Return the records exactly as they are.

-- START Dataset entries --

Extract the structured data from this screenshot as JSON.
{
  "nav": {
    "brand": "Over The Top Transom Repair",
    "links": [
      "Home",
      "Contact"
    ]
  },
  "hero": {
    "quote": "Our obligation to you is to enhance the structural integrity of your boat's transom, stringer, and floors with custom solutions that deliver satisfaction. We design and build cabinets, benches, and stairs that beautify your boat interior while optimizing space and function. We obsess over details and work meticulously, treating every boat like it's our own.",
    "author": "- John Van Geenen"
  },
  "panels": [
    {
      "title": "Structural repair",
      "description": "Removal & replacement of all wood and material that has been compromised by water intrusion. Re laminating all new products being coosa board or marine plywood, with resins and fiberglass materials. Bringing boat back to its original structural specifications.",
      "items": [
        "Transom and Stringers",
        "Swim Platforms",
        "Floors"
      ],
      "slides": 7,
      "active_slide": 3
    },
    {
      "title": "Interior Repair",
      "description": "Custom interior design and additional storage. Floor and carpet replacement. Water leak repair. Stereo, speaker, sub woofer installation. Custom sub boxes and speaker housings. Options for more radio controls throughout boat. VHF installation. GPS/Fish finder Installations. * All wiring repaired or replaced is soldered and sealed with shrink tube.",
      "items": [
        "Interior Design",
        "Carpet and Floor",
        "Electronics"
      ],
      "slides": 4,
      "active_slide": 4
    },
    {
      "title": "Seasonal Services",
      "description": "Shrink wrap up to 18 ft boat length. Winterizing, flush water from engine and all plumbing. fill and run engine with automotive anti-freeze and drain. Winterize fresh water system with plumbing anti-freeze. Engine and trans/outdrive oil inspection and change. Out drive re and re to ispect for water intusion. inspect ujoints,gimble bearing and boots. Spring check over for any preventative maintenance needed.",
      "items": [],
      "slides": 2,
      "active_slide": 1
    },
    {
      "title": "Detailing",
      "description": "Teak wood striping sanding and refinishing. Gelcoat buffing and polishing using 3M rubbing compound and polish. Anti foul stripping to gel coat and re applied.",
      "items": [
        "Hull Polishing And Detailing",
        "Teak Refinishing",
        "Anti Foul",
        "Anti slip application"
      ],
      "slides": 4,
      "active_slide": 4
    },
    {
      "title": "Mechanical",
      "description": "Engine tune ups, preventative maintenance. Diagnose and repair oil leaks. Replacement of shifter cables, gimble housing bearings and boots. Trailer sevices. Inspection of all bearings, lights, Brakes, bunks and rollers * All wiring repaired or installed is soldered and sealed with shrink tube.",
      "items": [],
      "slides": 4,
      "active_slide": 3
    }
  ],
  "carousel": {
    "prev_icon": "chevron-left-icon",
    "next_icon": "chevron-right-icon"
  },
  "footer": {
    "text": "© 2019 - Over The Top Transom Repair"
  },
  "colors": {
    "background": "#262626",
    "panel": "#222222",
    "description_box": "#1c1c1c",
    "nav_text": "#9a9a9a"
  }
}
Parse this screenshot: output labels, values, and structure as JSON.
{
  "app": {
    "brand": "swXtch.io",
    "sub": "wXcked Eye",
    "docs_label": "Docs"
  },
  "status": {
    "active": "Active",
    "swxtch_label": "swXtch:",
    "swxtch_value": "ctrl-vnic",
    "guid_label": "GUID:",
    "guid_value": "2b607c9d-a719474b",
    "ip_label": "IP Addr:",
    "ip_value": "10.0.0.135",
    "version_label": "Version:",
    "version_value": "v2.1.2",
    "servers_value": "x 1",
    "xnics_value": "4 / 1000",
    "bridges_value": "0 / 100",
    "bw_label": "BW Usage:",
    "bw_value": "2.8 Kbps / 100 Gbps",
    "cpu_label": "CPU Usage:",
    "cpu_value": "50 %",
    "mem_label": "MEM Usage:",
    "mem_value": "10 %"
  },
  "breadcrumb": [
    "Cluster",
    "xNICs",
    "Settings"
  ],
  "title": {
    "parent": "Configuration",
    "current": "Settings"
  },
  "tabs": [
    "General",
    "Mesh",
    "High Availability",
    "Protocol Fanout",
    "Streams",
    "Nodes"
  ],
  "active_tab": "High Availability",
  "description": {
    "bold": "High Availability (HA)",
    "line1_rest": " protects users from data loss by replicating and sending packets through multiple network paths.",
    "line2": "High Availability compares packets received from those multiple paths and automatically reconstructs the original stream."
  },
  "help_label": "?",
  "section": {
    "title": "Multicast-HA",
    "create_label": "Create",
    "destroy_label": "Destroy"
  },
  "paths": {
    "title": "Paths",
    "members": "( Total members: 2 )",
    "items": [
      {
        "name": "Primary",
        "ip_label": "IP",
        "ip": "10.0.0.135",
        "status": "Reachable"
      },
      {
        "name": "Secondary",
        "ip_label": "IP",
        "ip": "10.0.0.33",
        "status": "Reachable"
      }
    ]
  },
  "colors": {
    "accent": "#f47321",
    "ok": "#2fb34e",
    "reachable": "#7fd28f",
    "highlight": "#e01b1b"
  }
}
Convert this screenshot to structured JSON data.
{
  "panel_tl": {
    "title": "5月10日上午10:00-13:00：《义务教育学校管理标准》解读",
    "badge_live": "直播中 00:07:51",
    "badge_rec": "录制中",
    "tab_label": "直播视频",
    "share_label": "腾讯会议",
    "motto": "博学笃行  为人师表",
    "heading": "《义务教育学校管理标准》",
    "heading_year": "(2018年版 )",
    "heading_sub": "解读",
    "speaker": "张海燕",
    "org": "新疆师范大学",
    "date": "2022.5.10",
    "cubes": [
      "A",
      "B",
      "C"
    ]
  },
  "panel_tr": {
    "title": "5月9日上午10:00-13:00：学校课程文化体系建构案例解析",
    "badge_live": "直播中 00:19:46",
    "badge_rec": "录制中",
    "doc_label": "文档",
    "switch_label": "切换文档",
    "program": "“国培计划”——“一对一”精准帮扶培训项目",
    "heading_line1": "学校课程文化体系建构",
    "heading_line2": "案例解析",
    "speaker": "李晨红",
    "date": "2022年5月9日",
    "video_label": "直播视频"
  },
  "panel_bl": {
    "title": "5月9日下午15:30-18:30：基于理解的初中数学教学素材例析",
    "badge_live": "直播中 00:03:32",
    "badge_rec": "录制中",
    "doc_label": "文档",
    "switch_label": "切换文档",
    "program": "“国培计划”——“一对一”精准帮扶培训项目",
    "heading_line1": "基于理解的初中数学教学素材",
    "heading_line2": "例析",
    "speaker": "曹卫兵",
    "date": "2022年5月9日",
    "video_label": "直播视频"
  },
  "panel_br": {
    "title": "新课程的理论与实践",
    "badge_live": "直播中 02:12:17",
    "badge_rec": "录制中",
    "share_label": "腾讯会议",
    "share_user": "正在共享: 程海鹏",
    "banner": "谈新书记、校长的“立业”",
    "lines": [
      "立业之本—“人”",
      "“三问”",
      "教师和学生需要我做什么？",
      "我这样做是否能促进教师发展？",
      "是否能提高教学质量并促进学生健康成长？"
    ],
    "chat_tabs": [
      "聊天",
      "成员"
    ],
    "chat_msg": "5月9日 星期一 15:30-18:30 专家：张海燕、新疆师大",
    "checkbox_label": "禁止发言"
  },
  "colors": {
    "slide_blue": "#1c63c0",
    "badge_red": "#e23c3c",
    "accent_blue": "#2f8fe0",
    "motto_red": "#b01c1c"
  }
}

-- END Dataset entries --

Solution:
Extract the structured data from this screenshot as JSON.
{
  "nav": {
    "brand": "Over The Top Transom Repair",
    "links": [
      "Home",
      "Contact"
    ]
  },
  "hero": {
    "quote": "Our obligation to you is to enhance the structural integrity of your boat's transom, stringer, and floors with custom solutions that deliver satisfaction. We design and build cabinets, benches, and stairs that beautify your boat interior while optimizing space and function. We obsess over details and work meticulously, treating every boat like it's our own.",
    "author": "- John Van Geenen"
  },
  "panels": [
    {
      "title": "Structural repair",
      "description": "Removal & replacement of all wood and material that has been compromised by water intrusion. Re laminating all new products being coosa board or marine plywood, with resins and fiberglass materials. Bringing boat back to its original structural specifications.",
      "items": [
        "Transom and Stringers",
        "Swim Platforms",
        "Floors"
      ],
      "slides": 7,
      "active_slide": 3
    },
    {
      "title": "Interior Repair",
      "description": "Custom interior design and additional storage. Floor and carpet replacement. Water leak repair. Stereo, speaker, sub woofer installation. Custom sub boxes and speaker housings. Options for more radio controls throughout boat. VHF installation. GPS/Fish finder Installations. * All wiring repaired or replaced is soldered and sealed with shrink tube.",
      "items": [
        "Interior Design",
        "Carpet and Floor",
        "Electronics"
      ],
      "slides": 4,
      "active_slide": 4
    },
    {
      "title": "Seasonal Services",
      "description": "Shrink wrap up to 18 ft boat length. Winterizing, flush water from engine and all plumbing. fill and run engine with automotive anti-freeze and drain. Winterize fresh water system with plumbing anti-freeze. Engine and trans/outdrive oil inspection and change. Out drive re and re to ispect for water intusion. inspect ujoints,gimble bearing and boots. Spring check over for any preventative maintenance needed.",
      "items": [],
      "slides": 2,
      "active_slide": 1
    },
    {
      "title": "Detailing",
      "description": "Teak wood striping sanding and refinishing. Gelcoat buffing and polishing using 3M rubbing compound and polish. Anti foul stripping to gel coat and re applied.",
      "items": [
        "Hull Polishing And Detailing",
        "Teak Refinishing",
        "Anti Foul",
        "Anti slip application"
      ],
      "slides": 4,
      "active_slide": 4
    },
    {
      "title": "Mechanical",
      "description": "Engine tune ups, preventative maintenance. Diagnose and repair oil leaks. Replacement of shifter cables, gimble housing bearings and boots. Trailer sevices. Inspection of all bearings, lights, Brakes, bunks and rollers * All wiring repaired or installed is soldered and sealed with shrink tube.",
      "items": [],
      "slides": 4,
      "active_slide": 3
    }
  ],
  "carousel": {
    "prev_icon": "chevron-left-icon",
    "next_icon": "chevron-right-icon"
  },
  "footer": {
    "text": "© 2019 - Over The Top Transom Repair"
  },
  "colors": {
    "background": "#262626",
    "panel": "#222222",
    "description_box": "#1c1c1c",
    "nav_text": "#9a9a9a"
  }
}
Parse this screenshot: output labels, values, and structure as JSON.
{
  "app": {
    "brand": "swXtch.io",
    "sub": "wXcked Eye",
    "docs_label": "Docs"
  },
  "status": {
    "active": "Active",
    "swxtch_label": "swXtch:",
    "swxtch_value": "ctrl-vnic",
    "guid_label": "GUID:",
    "guid_value": "2b607c9d-a719474b",
    "ip_label": "IP Addr:",
    "ip_value": "10.0.0.135",
    "version_label": "Version:",
    "version_value": "v2.1.2",
    "servers_value": "x 1",
    "xnics_value": "4 / 1000",
    "bridges_value": "0 / 100",
    "bw_label": "BW Usage:",
    "bw_value": "2.8 Kbps / 100 Gbps",
    "cpu_label": "CPU Usage:",
    "cpu_value": "50 %",
    "mem_label": "MEM Usage:",
    "mem_value": "10 %"
  },
  "breadcrumb": [
    "Cluster",
    "xNICs",
    "Settings"
  ],
  "title": {
    "parent": "Configuration",
    "current": "Settings"
  },
  "tabs": [
    "General",
    "Mesh",
    "High Availability",
    "Protocol Fanout",
    "Streams",
    "Nodes"
  ],
  "active_tab": "High Availability",
  "description": {
    "bold": "High Availability (HA)",
    "line1_rest": " protects users from data loss by replicating and sending packets through multiple network paths.",
    "line2": "High Availability compares packets received from those multiple paths and automatically reconstructs the original stream."
  },
  "help_label": "?",
  "section": {
    "title": "Multicast-HA",
    "create_label": "Create",
    "destroy_label": "Destroy"
  },
  "paths": {
    "title": "Paths",
    "members": "( Total members: 2 )",
    "items": [
      {
        "name": "Primary",
        "ip_label": "IP",
        "ip": "10.0.0.135",
        "status": "Reachable"
      },
      {
        "name": "Secondary",
        "ip_label": "IP",
        "ip": "10.0.0.33",
        "status": "Reachable"
      }
    ]
  },
  "colors": {
    "accent": "#f47321",
    "ok": "#2fb34e",
    "reachable": "#7fd28f",
    "highlight": "#e01b1b"
  }
}
Convert this screenshot to structured JSON data.
{
  "panel_tl": {
    "title": "5月10日上午10:00-13:00：《义务教育学校管理标准》解读",
    "badge_live": "直播中 00:07:51",
    "badge_rec": "录制中",
    "tab_label": "直播视频",
    "share_label": "腾讯会议",
    "motto": "博学笃行  为人师表",
    "heading": "《义务教育学校管理标准》",
    "heading_year": "(2018年版 )",
    "heading_sub": "解读",
    "speaker": "张海燕",
    "org": "新疆师范大学",
    "date": "2022.5.10",
    "cubes": [
      "A",
      "B",
      "C"
    ]
  },
  "panel_tr": {
    "title": "5月9日上午10:00-13:00：学校课程文化体系建构案例解析",
    "badge_live": "直播中 00:19:46",
    "badge_rec": "录制中",
    "doc_label": "文档",
    "switch_label": "切换文档",
    "program": "“国培计划”——“一对一”精准帮扶培训项目",
    "heading_line1": "学校课程文化体系建构",
    "heading_line2": "案例解析",
    "speaker": "李晨红",
    "date": "2022年5月9日",
    "video_label": "直播视频"
  },
  "panel_bl": {
    "title": "5月9日下午15:30-18:30：基于理解的初中数学教学素材例析",
    "badge_live": "直播中 00:03:32",
    "badge_rec": "录制中",
    "doc_label": "文档",
    "switch_label": "切换文档",
    "program": "“国培计划”——“一对一”精准帮扶培训项目",
    "heading_line1": "基于理解的初中数学教学素材",
    "heading_line2": "例析",
    "speaker": "曹卫兵",
    "date": "2022年5月9日",
    "video_label": "直播视频"
  },
  "panel_br": {
    "title": "新课程的理论与实践",
    "badge_live": "直播中 02:12:17",
    "badge_rec": "录制中",
    "share_label": "腾讯会议",
    "share_user": "正在共享: 程海鹏",
    "banner": "谈新书记、校长的“立业”",
    "lines": [
      "立业之本—“人”",
      "“三问”",
      "教师和学生需要我做什么？",
      "我这样做是否能促进教师发展？",
      "是否能提高教学质量并促进学生健康成长？"
    ],
    "chat_tabs": [
      "聊天",
      "成员"
    ],
    "chat_msg": "5月9日 星期一 15:30-18:30 专家：张海燕、新疆师大",
    "checkbox_label": "禁止发言"
  },
  "colors": {
    "slide_blue": "#1c63c0",
    "badge_red": "#e23c3c",
    "accent_blue": "#2f8fe0",
    "motto_red": "#b01c1c"
  }
}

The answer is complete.